[WHAT IS EXPECTED]:
Please say how many lines of the listing hold "勇于变革", with no other words in the answer.

(Rows from a dataset)
= = =

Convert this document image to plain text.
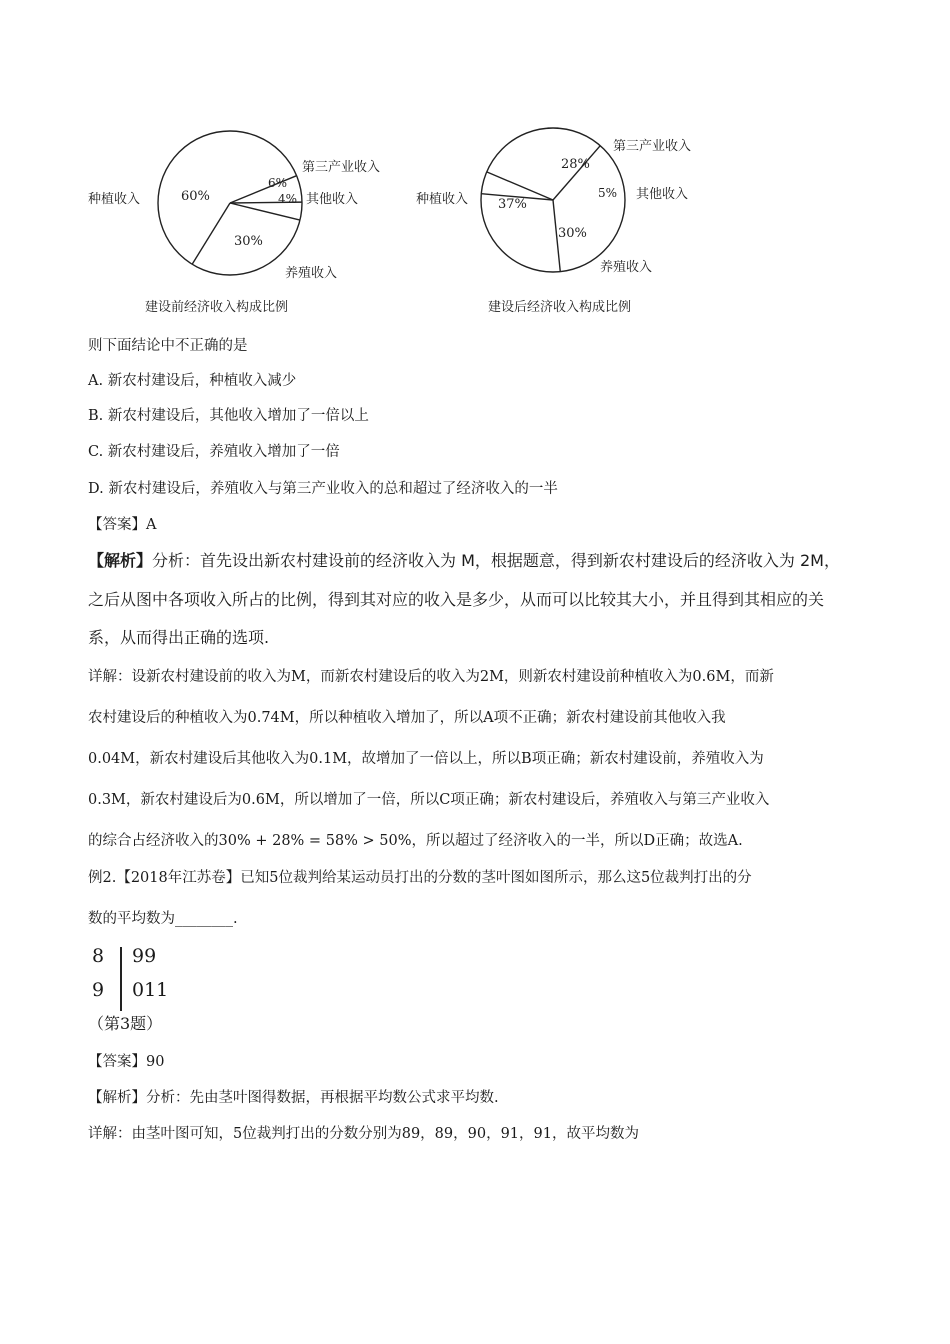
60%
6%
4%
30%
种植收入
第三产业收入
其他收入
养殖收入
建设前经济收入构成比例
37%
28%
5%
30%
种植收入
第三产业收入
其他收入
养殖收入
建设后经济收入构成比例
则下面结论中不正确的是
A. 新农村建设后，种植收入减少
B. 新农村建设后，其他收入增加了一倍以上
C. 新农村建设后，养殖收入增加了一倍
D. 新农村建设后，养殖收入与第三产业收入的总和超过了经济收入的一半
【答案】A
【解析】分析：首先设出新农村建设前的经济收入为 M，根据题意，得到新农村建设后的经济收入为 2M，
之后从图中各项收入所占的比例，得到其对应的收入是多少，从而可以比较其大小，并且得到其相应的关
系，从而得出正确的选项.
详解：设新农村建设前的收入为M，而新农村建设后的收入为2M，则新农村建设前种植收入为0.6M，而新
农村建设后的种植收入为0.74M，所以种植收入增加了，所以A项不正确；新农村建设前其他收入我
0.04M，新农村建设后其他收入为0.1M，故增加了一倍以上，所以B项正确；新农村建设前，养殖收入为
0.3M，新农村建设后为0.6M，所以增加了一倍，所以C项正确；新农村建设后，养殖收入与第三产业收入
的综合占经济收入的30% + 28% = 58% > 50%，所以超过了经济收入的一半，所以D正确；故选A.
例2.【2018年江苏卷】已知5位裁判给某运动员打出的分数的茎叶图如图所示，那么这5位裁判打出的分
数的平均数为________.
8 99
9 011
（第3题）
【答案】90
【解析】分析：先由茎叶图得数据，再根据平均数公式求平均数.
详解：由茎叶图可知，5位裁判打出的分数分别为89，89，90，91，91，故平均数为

= = =

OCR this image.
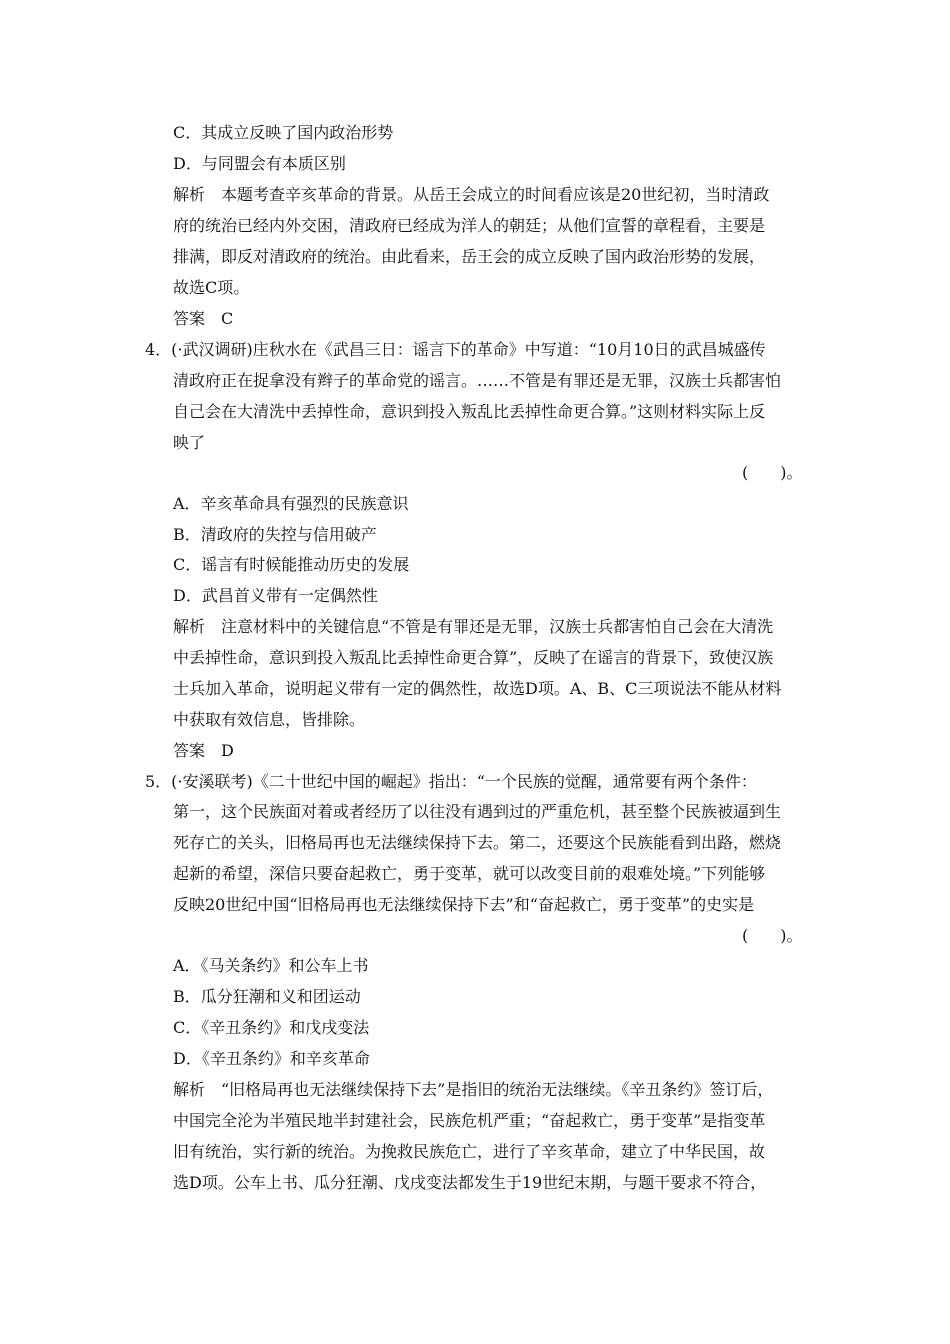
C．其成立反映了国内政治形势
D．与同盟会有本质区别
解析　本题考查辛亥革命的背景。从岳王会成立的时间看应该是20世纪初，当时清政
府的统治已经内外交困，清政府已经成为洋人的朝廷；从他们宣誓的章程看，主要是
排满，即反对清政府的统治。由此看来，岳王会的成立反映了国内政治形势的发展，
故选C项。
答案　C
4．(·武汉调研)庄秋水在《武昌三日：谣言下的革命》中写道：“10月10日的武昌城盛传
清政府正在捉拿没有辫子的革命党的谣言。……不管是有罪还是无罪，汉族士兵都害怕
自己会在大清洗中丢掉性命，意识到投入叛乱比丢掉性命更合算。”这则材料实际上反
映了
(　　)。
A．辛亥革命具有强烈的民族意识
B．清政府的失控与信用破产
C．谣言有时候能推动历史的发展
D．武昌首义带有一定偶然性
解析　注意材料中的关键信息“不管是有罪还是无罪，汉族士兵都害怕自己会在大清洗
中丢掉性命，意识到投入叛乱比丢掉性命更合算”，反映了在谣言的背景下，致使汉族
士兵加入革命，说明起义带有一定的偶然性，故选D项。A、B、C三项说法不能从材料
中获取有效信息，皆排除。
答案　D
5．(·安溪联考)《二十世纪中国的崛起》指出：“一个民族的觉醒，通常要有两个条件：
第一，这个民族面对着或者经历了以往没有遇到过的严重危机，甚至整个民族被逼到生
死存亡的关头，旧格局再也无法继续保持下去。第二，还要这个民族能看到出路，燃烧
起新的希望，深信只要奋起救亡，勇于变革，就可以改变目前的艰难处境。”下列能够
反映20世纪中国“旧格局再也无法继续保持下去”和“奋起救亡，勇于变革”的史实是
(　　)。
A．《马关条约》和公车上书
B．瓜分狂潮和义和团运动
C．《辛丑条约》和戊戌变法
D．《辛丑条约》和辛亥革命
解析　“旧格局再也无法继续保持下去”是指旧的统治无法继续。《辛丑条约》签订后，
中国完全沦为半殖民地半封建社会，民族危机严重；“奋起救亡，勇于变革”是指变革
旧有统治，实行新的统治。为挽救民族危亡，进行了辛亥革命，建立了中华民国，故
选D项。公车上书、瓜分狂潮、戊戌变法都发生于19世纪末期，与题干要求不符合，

= = =

[SOLUTION TO THIS EXERCISE]:
3